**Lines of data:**
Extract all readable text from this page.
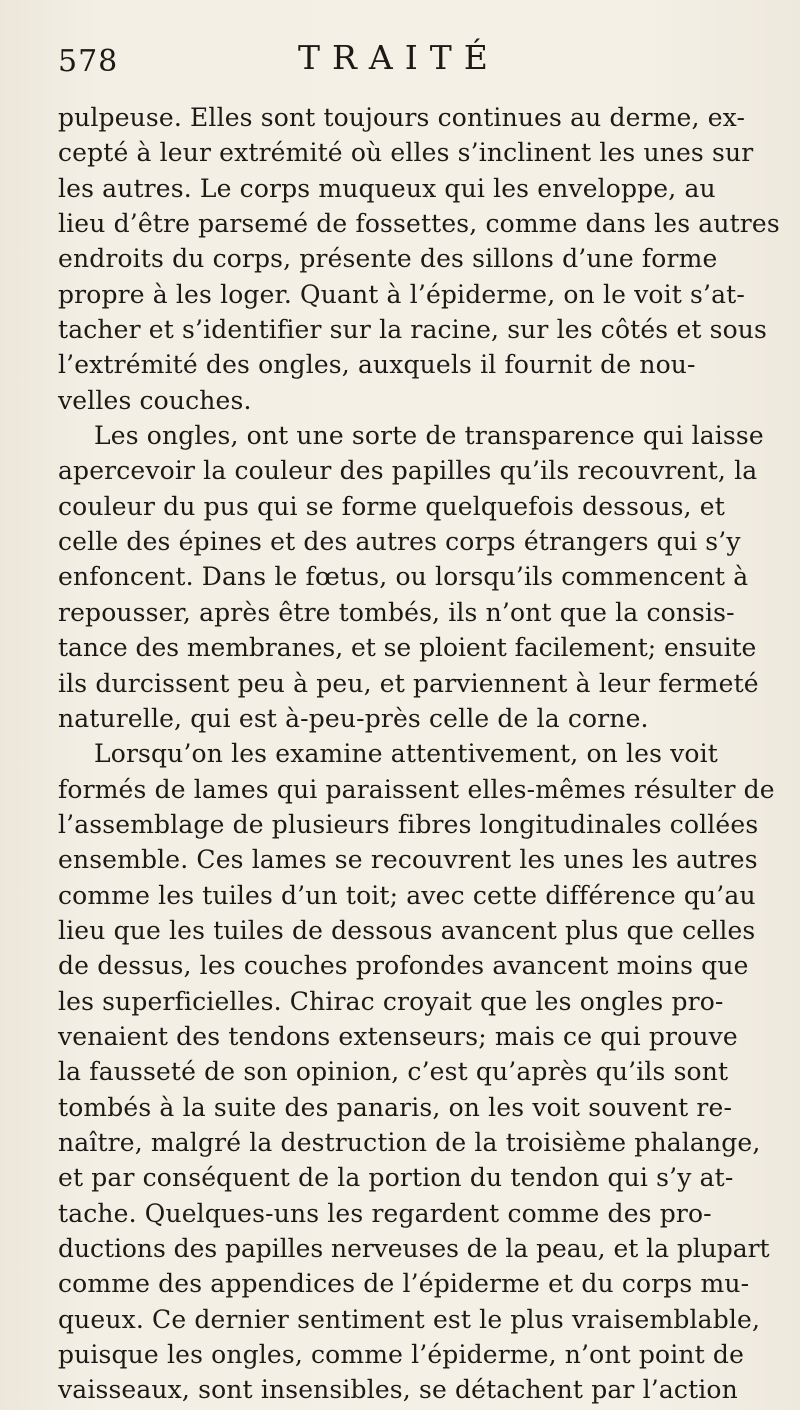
578	TRAITÉ
pulpeuse. Elles sont toujours continues au derme, ex-
cepté à leur extrémité où elles s’inclinent les unes sur
les autres. Le corps muqueux qui les enveloppe, au
lieu d’être parsemé de fossettes, comme dans les autres
endroits du corps, présente des sillons d’une forme
propre à les loger. Quant à l’épiderme, on le voit s’at-
tacher et s’identifier sur la racine, sur les côtés et sous
l’extrémité des ongles, auxquels il fournit de nou-
velles couches.
Les ongles, ont une sorte de transparence qui laisse
apercevoir la couleur des papilles qu’ils recouvrent, la
couleur du pus qui se forme quelquefois dessous, et
celle des épines et des autres corps étrangers qui s’y
enfoncent. Dans le fœtus, ou lorsqu’ils commencent à
repousser, après être tombés, ils n’ont que la consis-
tance des membranes, et se ploient facilement; ensuite
ils durcissent peu à peu, et parviennent à leur fermeté
naturelle, qui est à-peu-près celle de la corne.
Lorsqu’on les examine attentivement, on les voit
formés de lames qui paraissent elles-mêmes résulter de
l’assemblage de plusieurs fibres longitudinales collées
ensemble. Ces lames se recouvrent les unes les autres
comme les tuiles d’un toit; avec cette différence qu’au
lieu que les tuiles de dessous avancent plus que celles
de dessus, les couches profondes avancent moins que
les superficielles. Chirac croyait que les ongles pro-
venaient des tendons extenseurs; mais ce qui prouve
la fausseté de son opinion, c’est qu’après qu’ils sont
tombés à la suite des panaris, on les voit souvent re-
naître, malgré la destruction de la troisième phalange,
et par conséquent de la portion du tendon qui s’y at-
tache. Quelques-uns les regardent comme des pro-
ductions des papilles nerveuses de la peau, et la plupart
comme des appendices de l’épiderme et du corps mu-
queux. Ce dernier sentiment est le plus vraisemblable,
puisque les ongles, comme l’épiderme, n’ont point de
vaisseaux, sont insensibles, se détachent par l’action
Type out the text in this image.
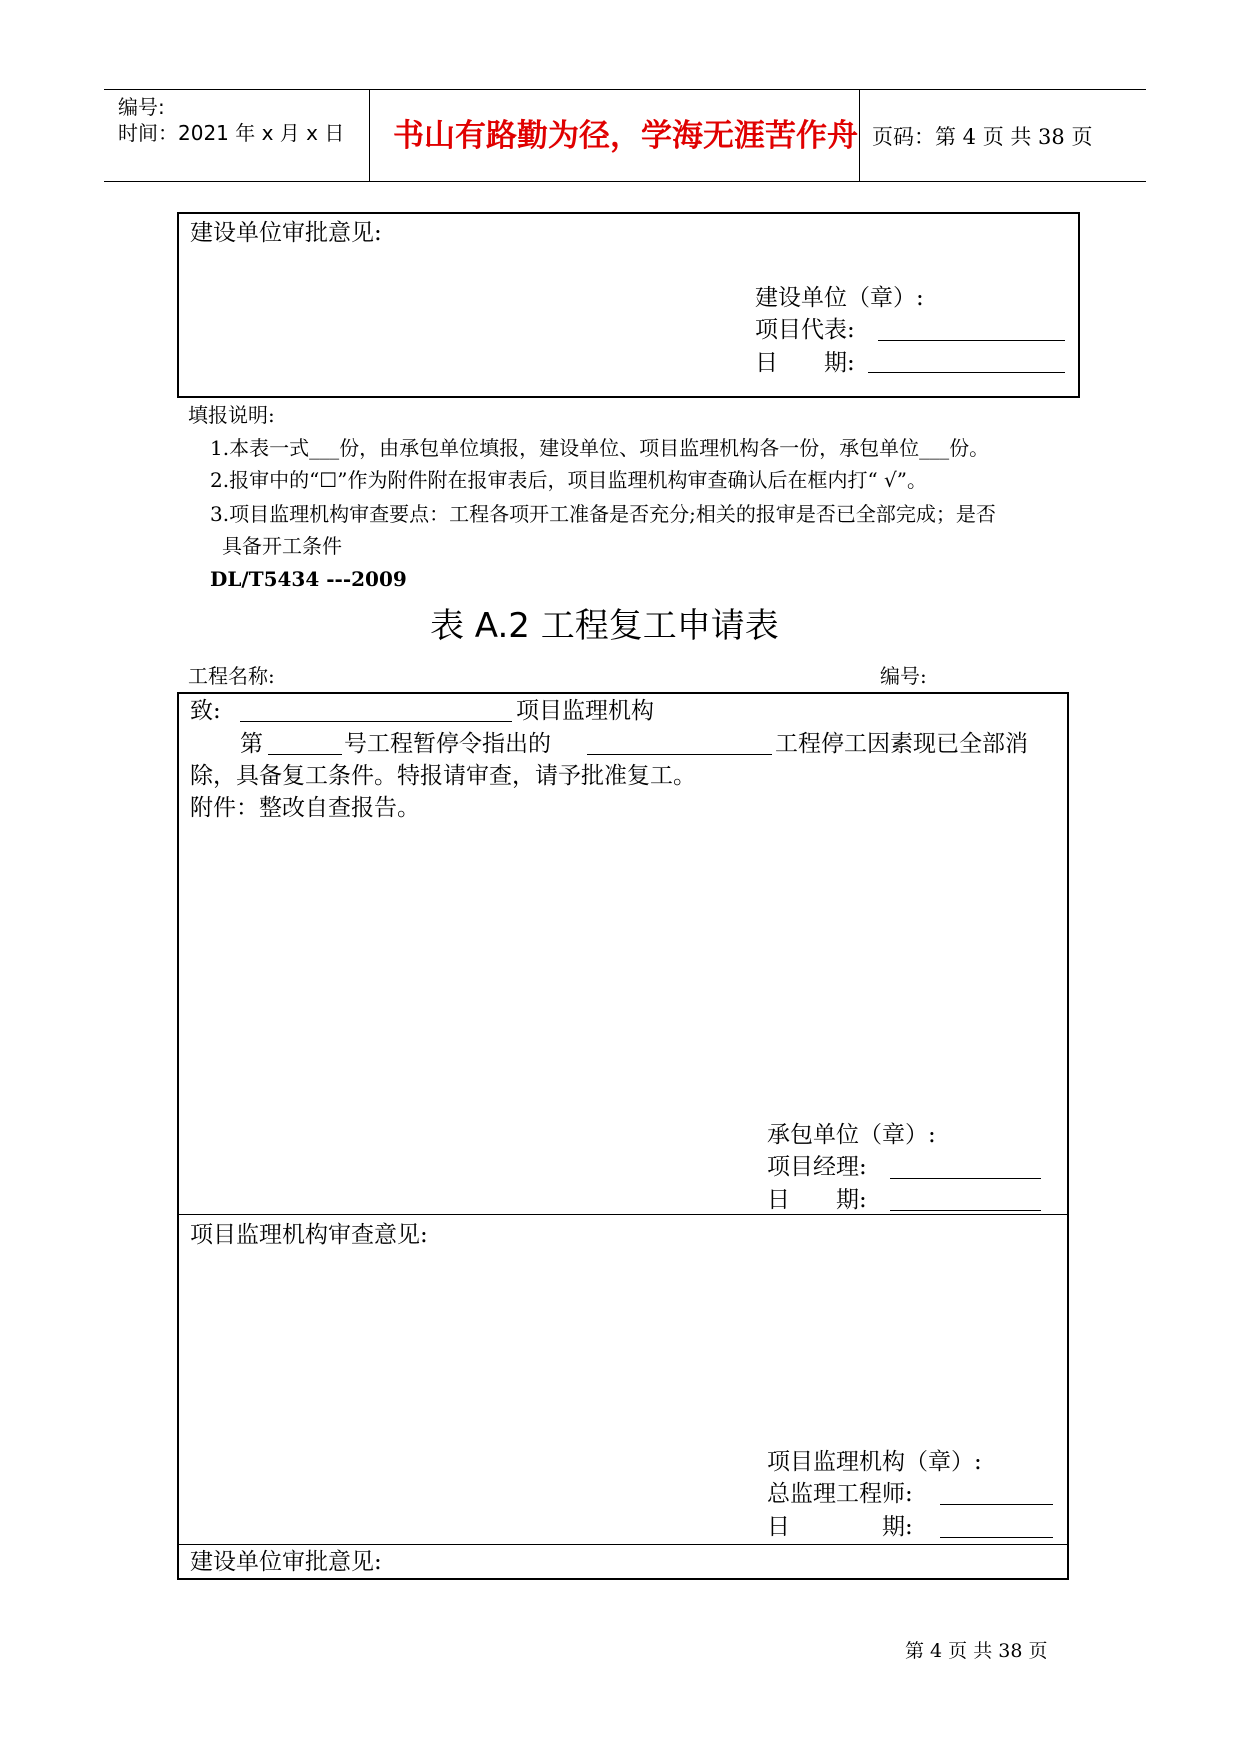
编号:
时间：2021 年 x 月 x 日 书山有路勤为径，学海无涯苦作舟 页码：第 4 页 共 38 页
建设单位审批意见:
建设单位（章）:
项目代表:
日　　期:
填报说明:
1.本表一式___份，由承包单位填报，建设单位、项目监理机构各一份，承包单位___份。
2.报审中的“☐”作为附件附在报审表后，项目监理机构审查确认后在框内打“ √”。
3.项目监理机构审查要点：工程各项开工准备是否充分;相关的报审是否已全部完成；是否
具备开工条件
DL/T5434 ---2009
表 A.2 工程复工申请表
工程名称:	编号:
致:	项目监理机构
第	号工程暂停令指出的	工程停工因素现已全部消
除，具备复工条件。特报请审查，请予批准复工。
附件：整改自查报告。
承包单位（章）:
项目经理:
日　　期:
项目监理机构审查意见:
项目监理机构（章）:
总监理工程师:
日　　　　期:
建设单位审批意见:
第 4 页 共 38 页
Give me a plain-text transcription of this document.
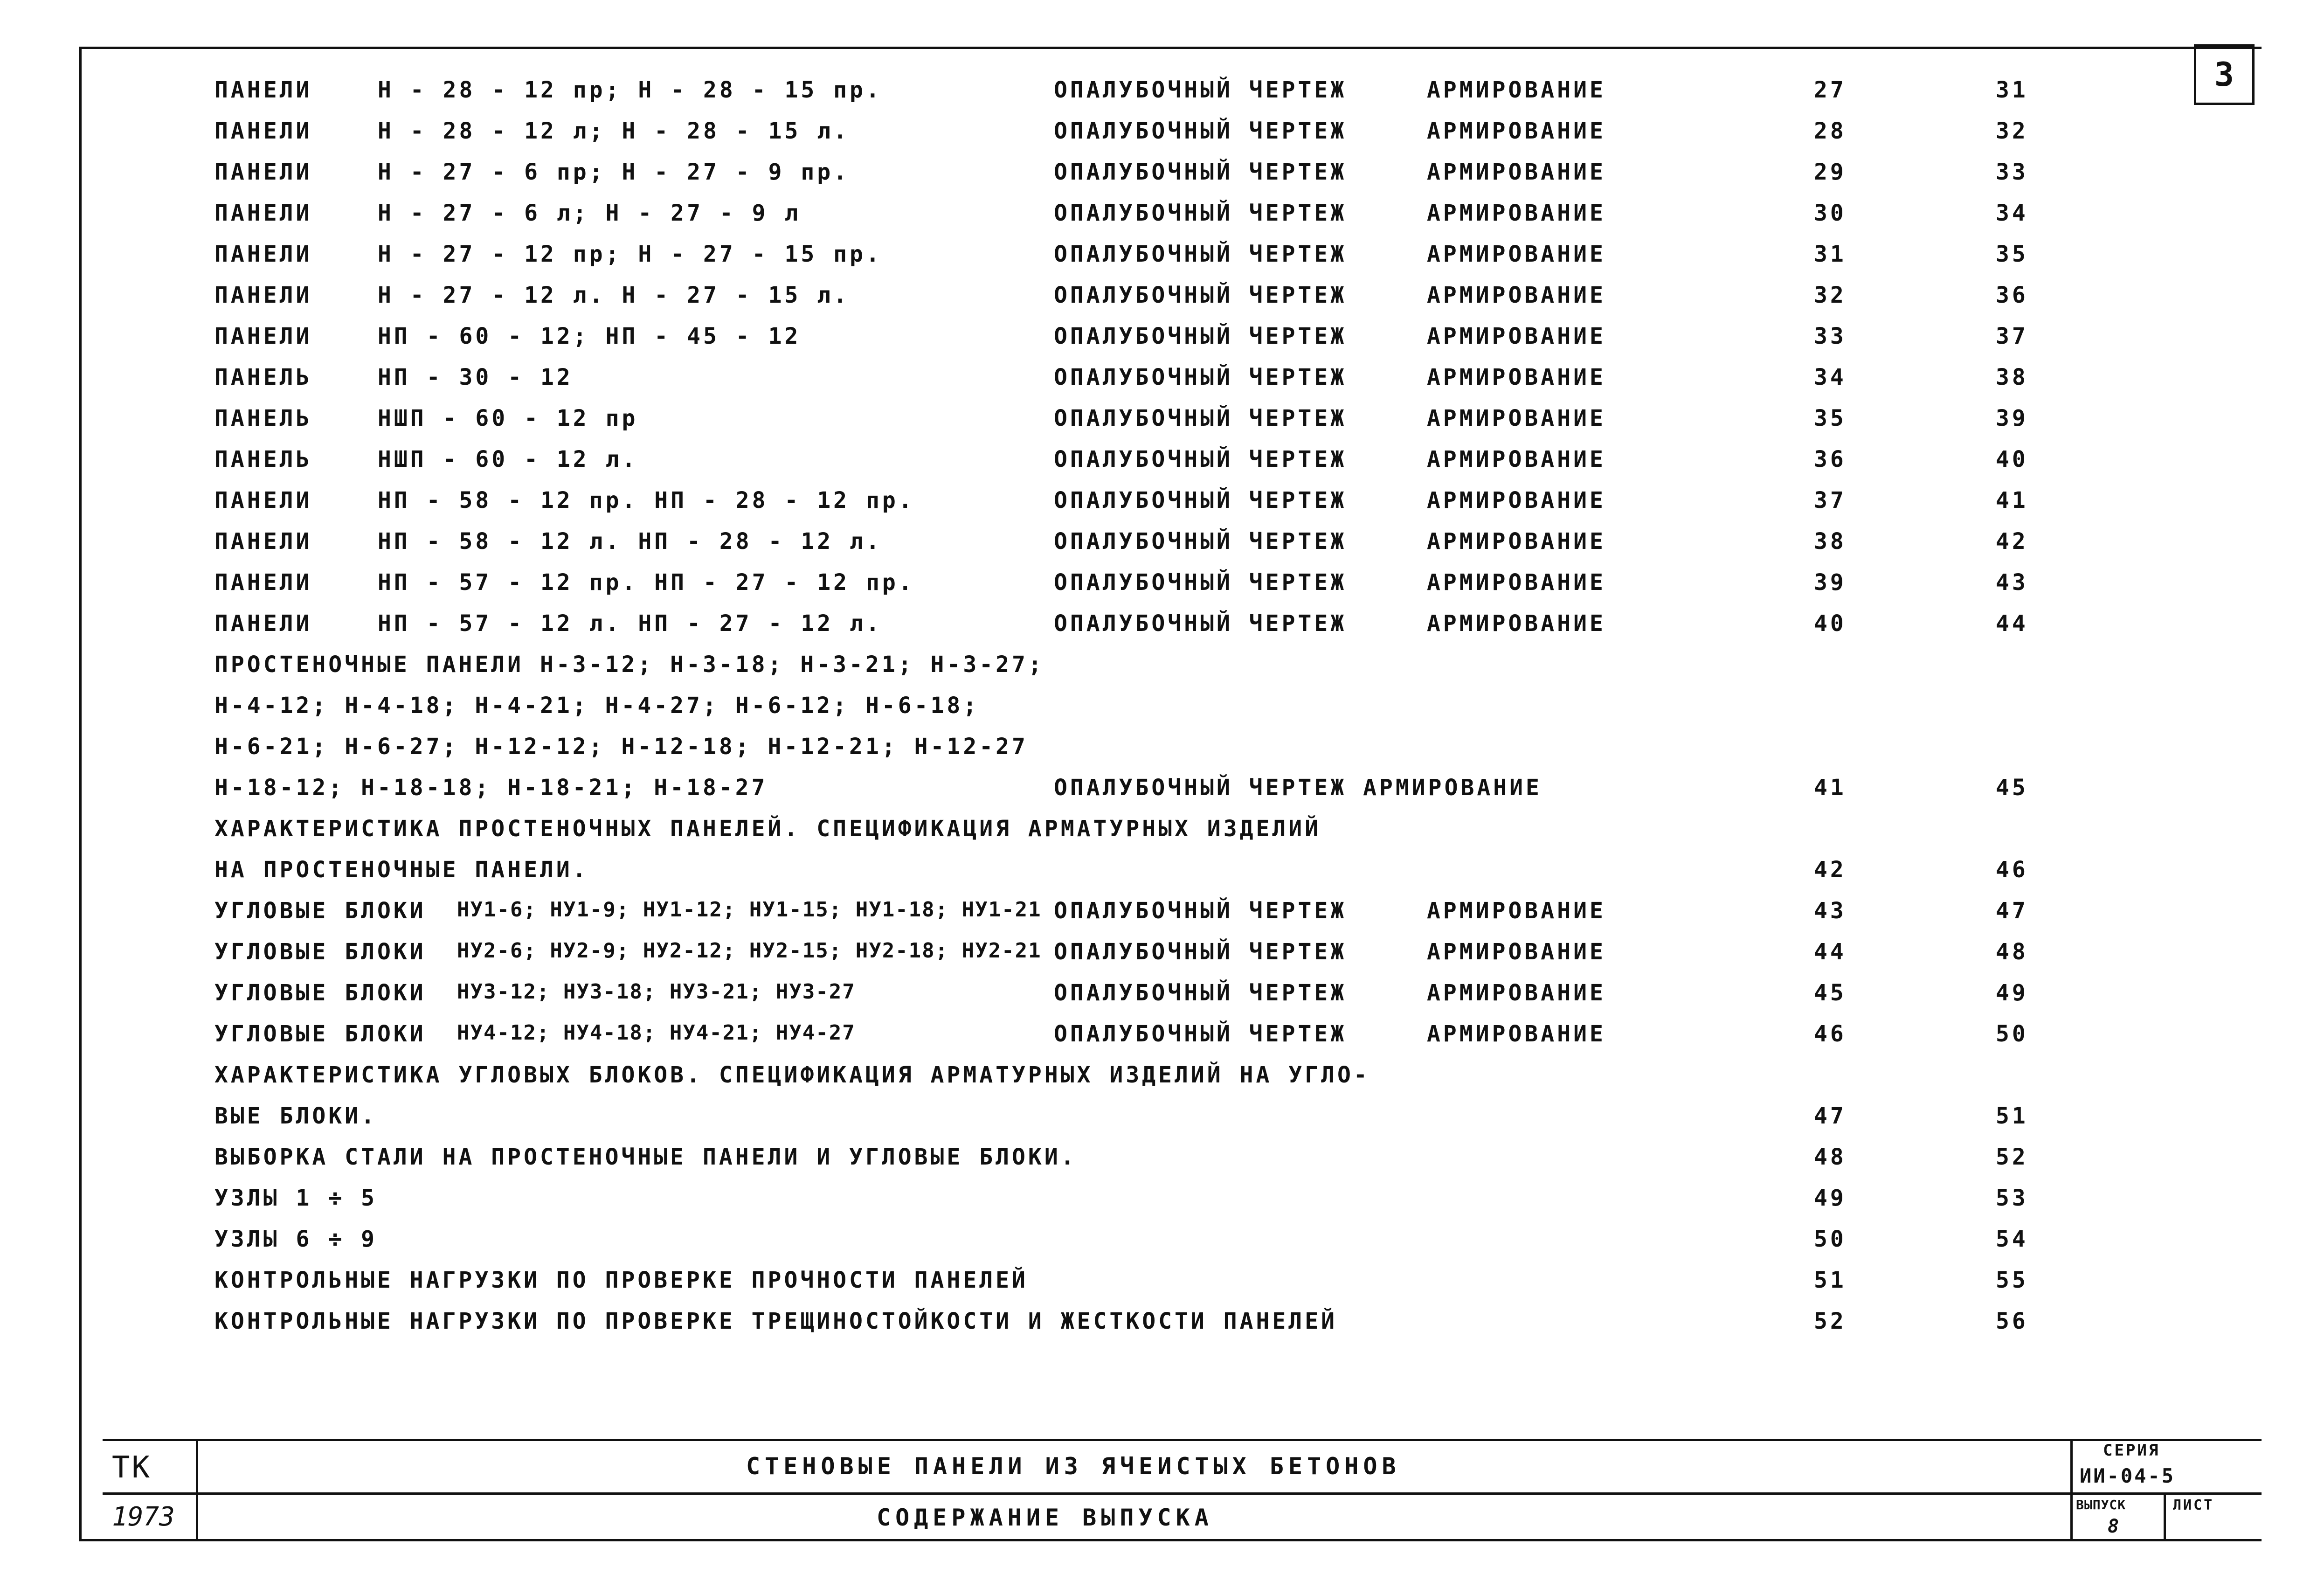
3
ПАНЕЛИ	Н - 28 - 12 пр; Н - 28 - 15 пр.	ОПАЛУБОЧНЫЙ ЧЕРТЕЖ	АРМИРОВАНИЕ	27	31
ПАНЕЛИ	Н - 28 - 12 л; Н - 28 - 15 л.	ОПАЛУБОЧНЫЙ ЧЕРТЕЖ	АРМИРОВАНИЕ	28	32
ПАНЕЛИ	Н - 27 - 6 пр; Н - 27 - 9 пр.	ОПАЛУБОЧНЫЙ ЧЕРТЕЖ	АРМИРОВАНИЕ	29	33
ПАНЕЛИ	Н - 27 - 6 л; Н - 27 - 9 л	ОПАЛУБОЧНЫЙ ЧЕРТЕЖ	АРМИРОВАНИЕ	30	34
ПАНЕЛИ	Н - 27 - 12 пр; Н - 27 - 15 пр.	ОПАЛУБОЧНЫЙ ЧЕРТЕЖ	АРМИРОВАНИЕ	31	35
ПАНЕЛИ	Н - 27 - 12 л. Н - 27 - 15 л.	ОПАЛУБОЧНЫЙ ЧЕРТЕЖ	АРМИРОВАНИЕ	32	36
ПАНЕЛИ	НП - 60 - 12; НП - 45 - 12	ОПАЛУБОЧНЫЙ ЧЕРТЕЖ	АРМИРОВАНИЕ	33	37
ПАНЕЛЬ	НП - 30 - 12	ОПАЛУБОЧНЫЙ ЧЕРТЕЖ	АРМИРОВАНИЕ	34	38
ПАНЕЛЬ	НШП - 60 - 12 пр	ОПАЛУБОЧНЫЙ ЧЕРТЕЖ	АРМИРОВАНИЕ	35	39
ПАНЕЛЬ	НШП - 60 - 12 л.	ОПАЛУБОЧНЫЙ ЧЕРТЕЖ	АРМИРОВАНИЕ	36	40
ПАНЕЛИ	НП - 58 - 12 пр. НП - 28 - 12 пр.	ОПАЛУБОЧНЫЙ ЧЕРТЕЖ	АРМИРОВАНИЕ	37	41
ПАНЕЛИ	НП - 58 - 12 л. НП - 28 - 12 л.	ОПАЛУБОЧНЫЙ ЧЕРТЕЖ	АРМИРОВАНИЕ	38	42
ПАНЕЛИ	НП - 57 - 12 пр. НП - 27 - 12 пр.	ОПАЛУБОЧНЫЙ ЧЕРТЕЖ	АРМИРОВАНИЕ	39	43
ПАНЕЛИ	НП - 57 - 12 л. НП - 27 - 12 л.	ОПАЛУБОЧНЫЙ ЧЕРТЕЖ	АРМИРОВАНИЕ	40	44
ПРОСТЕНОЧНЫЕ ПАНЕЛИ Н-3-12; Н-3-18; Н-3-21; Н-3-27;
Н-4-12; Н-4-18; Н-4-21; Н-4-27; Н-6-12; Н-6-18;
Н-6-21; Н-6-27; Н-12-12; Н-12-18; Н-12-21; Н-12-27
Н-18-12; Н-18-18; Н-18-21; Н-18-27	ОПАЛУБОЧНЫЙ ЧЕРТЕЖ АРМИРОВАНИЕ	41	45
ХАРАКТЕРИСТИКА ПРОСТЕНОЧНЫХ ПАНЕЛЕЙ. СПЕЦИФИКАЦИЯ АРМАТУРНЫХ ИЗДЕЛИЙ
НА ПРОСТЕНОЧНЫЕ ПАНЕЛИ.	42	46
УГЛОВЫЕ БЛОКИ НУ1-6; НУ1-9; НУ1-12; НУ1-15; НУ1-18; НУ1-21 ОПАЛУБОЧНЫЙ ЧЕРТЕЖ	АРМИРОВАНИЕ	43	47
УГЛОВЫЕ БЛОКИ НУ2-6; НУ2-9; НУ2-12; НУ2-15; НУ2-18; НУ2-21 ОПАЛУБОЧНЫЙ ЧЕРТЕЖ	АРМИРОВАНИЕ	44	48
УГЛОВЫЕ БЛОКИ НУ3-12; НУ3-18; НУ3-21; НУ3-27	ОПАЛУБОЧНЫЙ ЧЕРТЕЖ	АРМИРОВАНИЕ	45	49
УГЛОВЫЕ БЛОКИ НУ4-12; НУ4-18; НУ4-21; НУ4-27	ОПАЛУБОЧНЫЙ ЧЕРТЕЖ	АРМИРОВАНИЕ	46	50
ХАРАКТЕРИСТИКА УГЛОВЫХ БЛОКОВ. СПЕЦИФИКАЦИЯ АРМАТУРНЫХ ИЗДЕЛИЙ НА УГЛО-
ВЫЕ БЛОКИ.	47	51
ВЫБОРКА СТАЛИ НА ПРОСТЕНОЧНЫЕ ПАНЕЛИ И УГЛОВЫЕ БЛОКИ.	48	52
УЗЛЫ 1 ÷ 5	49	53
УЗЛЫ 6 ÷ 9	50	54
КОНТРОЛЬНЫЕ НАГРУЗКИ ПО ПРОВЕРКЕ ПРОЧНОСТИ ПАНЕЛЕЙ	51	55
КОНТРОЛЬНЫЕ НАГРУЗКИ ПО ПРОВЕРКЕ ТРЕЩИНОСТОЙКОСТИ И ЖЕСТКОСТИ ПАНЕЛЕЙ	52	56
ТК
1973
СТЕНОВЫЕ ПАНЕЛИ ИЗ ЯЧЕИСТЫХ БЕТОНОВ
СОДЕРЖАНИЕ ВЫПУСКА
СЕРИЯ
ИИ-04-5
ВЫПУСК
8
ЛИСТ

**WHAT IS EXPECTED:** Search the records for the word "ПРОСТЕНОЧНЫЕ", then list every line that has it.

**RESULT:**
ПРОСТЕНОЧНЫЕ ПАНЕЛИ Н-3-12; Н-3-18; Н-3-21; Н-3-27;
НА ПРОСТЕНОЧНЫЕ ПАНЕЛИ.	42	46
ВЫБОРКА СТАЛИ НА ПРОСТЕНОЧНЫЕ ПАНЕЛИ И УГЛОВЫЕ БЛОКИ.	48	52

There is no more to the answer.